OBJECTIVE
Extract all records. Keep each one exact.

INFORMATION PROVIDED
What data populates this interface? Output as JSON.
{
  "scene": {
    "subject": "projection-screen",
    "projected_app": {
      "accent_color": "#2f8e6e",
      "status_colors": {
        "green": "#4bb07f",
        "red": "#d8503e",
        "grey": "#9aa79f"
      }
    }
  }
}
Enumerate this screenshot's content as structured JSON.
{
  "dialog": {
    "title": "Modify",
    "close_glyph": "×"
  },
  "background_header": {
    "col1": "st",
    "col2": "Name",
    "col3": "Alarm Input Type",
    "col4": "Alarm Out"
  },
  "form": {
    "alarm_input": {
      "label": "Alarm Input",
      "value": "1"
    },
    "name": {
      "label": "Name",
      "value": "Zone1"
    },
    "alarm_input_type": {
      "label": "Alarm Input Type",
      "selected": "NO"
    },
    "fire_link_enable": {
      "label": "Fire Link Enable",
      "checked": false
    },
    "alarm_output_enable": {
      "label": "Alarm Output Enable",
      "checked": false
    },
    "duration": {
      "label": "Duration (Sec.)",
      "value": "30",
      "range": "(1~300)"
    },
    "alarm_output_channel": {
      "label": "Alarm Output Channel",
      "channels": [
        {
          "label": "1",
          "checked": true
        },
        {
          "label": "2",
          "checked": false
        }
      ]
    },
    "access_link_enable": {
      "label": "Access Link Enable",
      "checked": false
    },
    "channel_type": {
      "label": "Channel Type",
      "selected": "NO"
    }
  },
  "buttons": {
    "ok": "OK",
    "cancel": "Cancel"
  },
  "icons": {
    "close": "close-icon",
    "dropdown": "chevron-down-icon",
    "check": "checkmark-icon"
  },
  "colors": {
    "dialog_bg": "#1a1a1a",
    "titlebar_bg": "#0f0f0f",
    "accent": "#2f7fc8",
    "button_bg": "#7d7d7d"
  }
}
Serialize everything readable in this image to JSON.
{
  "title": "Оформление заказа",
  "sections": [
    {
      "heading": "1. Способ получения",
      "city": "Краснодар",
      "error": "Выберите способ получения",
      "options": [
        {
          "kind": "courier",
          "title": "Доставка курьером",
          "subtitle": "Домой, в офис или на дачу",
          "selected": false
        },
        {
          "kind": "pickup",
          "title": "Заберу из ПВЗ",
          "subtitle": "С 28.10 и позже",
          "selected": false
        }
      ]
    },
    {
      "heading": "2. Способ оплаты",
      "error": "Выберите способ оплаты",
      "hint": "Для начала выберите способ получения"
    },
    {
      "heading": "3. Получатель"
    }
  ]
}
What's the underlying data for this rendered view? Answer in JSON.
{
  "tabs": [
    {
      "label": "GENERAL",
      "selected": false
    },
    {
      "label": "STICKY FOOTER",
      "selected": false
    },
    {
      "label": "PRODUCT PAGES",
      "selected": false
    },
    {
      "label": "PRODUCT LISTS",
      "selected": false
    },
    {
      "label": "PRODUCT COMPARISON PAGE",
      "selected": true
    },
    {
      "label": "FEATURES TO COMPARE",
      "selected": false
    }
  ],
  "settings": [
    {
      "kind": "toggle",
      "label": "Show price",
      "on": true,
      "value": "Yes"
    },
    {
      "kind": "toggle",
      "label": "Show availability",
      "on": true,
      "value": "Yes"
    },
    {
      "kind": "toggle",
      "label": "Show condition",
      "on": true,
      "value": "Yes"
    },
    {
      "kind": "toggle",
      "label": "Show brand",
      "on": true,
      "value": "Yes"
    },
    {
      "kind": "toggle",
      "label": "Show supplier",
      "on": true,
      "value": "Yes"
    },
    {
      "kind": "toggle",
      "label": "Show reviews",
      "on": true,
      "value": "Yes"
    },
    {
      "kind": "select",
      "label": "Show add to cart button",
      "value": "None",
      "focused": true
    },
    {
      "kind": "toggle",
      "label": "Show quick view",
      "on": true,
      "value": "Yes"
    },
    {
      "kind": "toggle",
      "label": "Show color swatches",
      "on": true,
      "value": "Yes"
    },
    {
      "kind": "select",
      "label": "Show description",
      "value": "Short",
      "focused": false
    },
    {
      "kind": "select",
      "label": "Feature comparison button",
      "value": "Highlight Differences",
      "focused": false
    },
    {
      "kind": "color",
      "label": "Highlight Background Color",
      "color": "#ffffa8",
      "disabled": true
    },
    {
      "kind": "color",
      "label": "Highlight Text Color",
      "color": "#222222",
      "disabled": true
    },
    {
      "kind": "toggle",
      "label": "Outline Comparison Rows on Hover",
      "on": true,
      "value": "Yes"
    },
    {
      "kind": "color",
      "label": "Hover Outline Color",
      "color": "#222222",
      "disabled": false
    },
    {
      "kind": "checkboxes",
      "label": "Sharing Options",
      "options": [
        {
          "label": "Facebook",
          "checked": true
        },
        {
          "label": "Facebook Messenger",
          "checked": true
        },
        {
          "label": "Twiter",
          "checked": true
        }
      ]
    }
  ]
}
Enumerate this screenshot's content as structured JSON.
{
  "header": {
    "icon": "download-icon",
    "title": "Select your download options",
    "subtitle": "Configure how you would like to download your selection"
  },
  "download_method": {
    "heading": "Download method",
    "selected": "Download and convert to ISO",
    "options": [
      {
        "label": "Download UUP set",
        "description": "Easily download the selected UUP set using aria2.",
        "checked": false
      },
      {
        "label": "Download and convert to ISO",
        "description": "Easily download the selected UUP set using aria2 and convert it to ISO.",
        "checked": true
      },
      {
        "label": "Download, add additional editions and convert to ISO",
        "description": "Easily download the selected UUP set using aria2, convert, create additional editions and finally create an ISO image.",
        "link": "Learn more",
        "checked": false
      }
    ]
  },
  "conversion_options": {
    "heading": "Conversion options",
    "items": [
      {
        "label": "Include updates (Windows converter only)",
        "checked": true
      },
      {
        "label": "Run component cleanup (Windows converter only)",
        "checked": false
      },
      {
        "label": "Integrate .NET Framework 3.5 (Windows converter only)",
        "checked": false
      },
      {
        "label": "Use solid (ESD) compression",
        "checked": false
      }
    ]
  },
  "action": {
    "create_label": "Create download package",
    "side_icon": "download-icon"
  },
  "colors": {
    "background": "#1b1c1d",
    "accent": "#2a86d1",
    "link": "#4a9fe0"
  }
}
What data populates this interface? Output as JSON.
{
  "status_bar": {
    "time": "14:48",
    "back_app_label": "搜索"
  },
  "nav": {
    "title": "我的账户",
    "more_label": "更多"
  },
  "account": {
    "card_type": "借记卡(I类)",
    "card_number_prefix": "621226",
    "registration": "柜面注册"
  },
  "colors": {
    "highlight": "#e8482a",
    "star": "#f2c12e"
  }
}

FINISHED EXERCISE
What data populates this interface? Output as JSON.
{
  "scene": {
    "subject": "projection-screen",
    "projected_app": {
      "accent_color": "#2f8e6e",
      "status_colors": {
        "green": "#4bb07f",
        "red": "#d8503e",
        "grey": "#9aa79f"
      }
    }
  }
}
Enumerate this screenshot's content as structured JSON.
{
  "dialog": {
    "title": "Modify",
    "close_glyph": "×"
  },
  "background_header": {
    "col1": "st",
    "col2": "Name",
    "col3": "Alarm Input Type",
    "col4": "Alarm Out"
  },
  "form": {
    "alarm_input": {
      "label": "Alarm Input",
      "value": "1"
    },
    "name": {
      "label": "Name",
      "value": "Zone1"
    },
    "alarm_input_type": {
      "label": "Alarm Input Type",
      "selected": "NO"
    },
    "fire_link_enable": {
      "label": "Fire Link Enable",
      "checked": false
    },
    "alarm_output_enable": {
      "label": "Alarm Output Enable",
      "checked": false
    },
    "duration": {
      "label": "Duration (Sec.)",
      "value": "30",
      "range": "(1~300)"
    },
    "alarm_output_channel": {
      "label": "Alarm Output Channel",
      "channels": [
        {
          "label": "1",
          "checked": true
        },
        {
          "label": "2",
          "checked": false
        }
      ]
    },
    "access_link_enable": {
      "label": "Access Link Enable",
      "checked": false
    },
    "channel_type": {
      "label": "Channel Type",
      "selected": "NO"
    }
  },
  "buttons": {
    "ok": "OK",
    "cancel": "Cancel"
  },
  "icons": {
    "close": "close-icon",
    "dropdown": "chevron-down-icon",
    "check": "checkmark-icon"
  },
  "colors": {
    "dialog_bg": "#1a1a1a",
    "titlebar_bg": "#0f0f0f",
    "accent": "#2f7fc8",
    "button_bg": "#7d7d7d"
  }
}
Serialize everything readable in this image to JSON.
{
  "title": "Оформление заказа",
  "sections": [
    {
      "heading": "1. Способ получения",
      "city": "Краснодар",
      "error": "Выберите способ получения",
      "options": [
        {
          "kind": "courier",
          "title": "Доставка курьером",
          "subtitle": "Домой, в офис или на дачу",
          "selected": false
        },
        {
          "kind": "pickup",
          "title": "Заберу из ПВЗ",
          "subtitle": "С 28.10 и позже",
          "selected": false
        }
      ]
    },
    {
      "heading": "2. Способ оплаты",
      "error": "Выберите способ оплаты",
      "hint": "Для начала выберите способ получения"
    },
    {
      "heading": "3. Получатель"
    }
  ]
}
What's the underlying data for this rendered view? Answer in JSON.
{
  "tabs": [
    {
      "label": "GENERAL",
      "selected": false
    },
    {
      "label": "STICKY FOOTER",
      "selected": false
    },
    {
      "label": "PRODUCT PAGES",
      "selected": false
    },
    {
      "label": "PRODUCT LISTS",
      "selected": false
    },
    {
      "label": "PRODUCT COMPARISON PAGE",
      "selected": true
    },
    {
      "label": "FEATURES TO COMPARE",
      "selected": false
    }
  ],
  "settings": [
    {
      "kind": "toggle",
      "label": "Show price",
      "on": true,
      "value": "Yes"
    },
    {
      "kind": "toggle",
      "label": "Show availability",
      "on": true,
      "value": "Yes"
    },
    {
      "kind": "toggle",
      "label": "Show condition",
      "on": true,
      "value": "Yes"
    },
    {
      "kind": "toggle",
      "label": "Show brand",
      "on": true,
      "value": "Yes"
    },
    {
      "kind": "toggle",
      "label": "Show supplier",
      "on": true,
      "value": "Yes"
    },
    {
      "kind": "toggle",
      "label": "Show reviews",
      "on": true,
      "value": "Yes"
    },
    {
      "kind": "select",
      "label": "Show add to cart button",
      "value": "None",
      "focused": true
    },
    {
      "kind": "toggle",
      "label": "Show quick view",
      "on": true,
      "value": "Yes"
    },
    {
      "kind": "toggle",
      "label": "Show color swatches",
      "on": true,
      "value": "Yes"
    },
    {
      "kind": "select",
      "label": "Show description",
      "value": "Short",
      "focused": false
    },
    {
      "kind": "select",
      "label": "Feature comparison button",
      "value": "Highlight Differences",
      "focused": false
    },
    {
      "kind": "color",
      "label": "Highlight Background Color",
      "color": "#ffffa8",
      "disabled": true
    },
    {
      "kind": "color",
      "label": "Highlight Text Color",
      "color": "#222222",
      "disabled": true
    },
    {
      "kind": "toggle",
      "label": "Outline Comparison Rows on Hover",
      "on": true,
      "value": "Yes"
    },
    {
      "kind": "color",
      "label": "Hover Outline Color",
      "color": "#222222",
      "disabled": false
    },
    {
      "kind": "checkboxes",
      "label": "Sharing Options",
      "options": [
        {
          "label": "Facebook",
          "checked": true
        },
        {
          "label": "Facebook Messenger",
          "checked": true
        },
        {
          "label": "Twiter",
          "checked": true
        }
      ]
    }
  ]
}
Enumerate this screenshot's content as structured JSON.
{
  "header": {
    "icon": "download-icon",
    "title": "Select your download options",
    "subtitle": "Configure how you would like to download your selection"
  },
  "download_method": {
    "heading": "Download method",
    "selected": "Download and convert to ISO",
    "options": [
      {
        "label": "Download UUP set",
        "description": "Easily download the selected UUP set using aria2.",
        "checked": false
      },
      {
        "label": "Download and convert to ISO",
        "description": "Easily download the selected UUP set using aria2 and convert it to ISO.",
        "checked": true
      },
      {
        "label": "Download, add additional editions and convert to ISO",
        "description": "Easily download the selected UUP set using aria2, convert, create additional editions and finally create an ISO image.",
        "link": "Learn more",
        "checked": false
      }
    ]
  },
  "conversion_options": {
    "heading": "Conversion options",
    "items": [
      {
        "label": "Include updates (Windows converter only)",
        "checked": true
      },
      {
        "label": "Run component cleanup (Windows converter only)",
        "checked": false
      },
      {
        "label": "Integrate .NET Framework 3.5 (Windows converter only)",
        "checked": false
      },
      {
        "label": "Use solid (ESD) compression",
        "checked": false
      }
    ]
  },
  "action": {
    "create_label": "Create download package",
    "side_icon": "download-icon"
  },
  "colors": {
    "background": "#1b1c1d",
    "accent": "#2a86d1",
    "link": "#4a9fe0"
  }
}
What data populates this interface? Output as JSON.
{
  "status_bar": {
    "time": "14:48",
    "back_app_label": "搜索"
  },
  "nav": {
    "title": "我的账户",
    "more_label": "更多"
  },
  "account": {
    "card_type": "借记卡(I类)",
    "card_number_prefix": "621226",
    "registration": "柜面注册"
  },
  "colors": {
    "highlight": "#e8482a",
    "star": "#f2c12e"
  }
}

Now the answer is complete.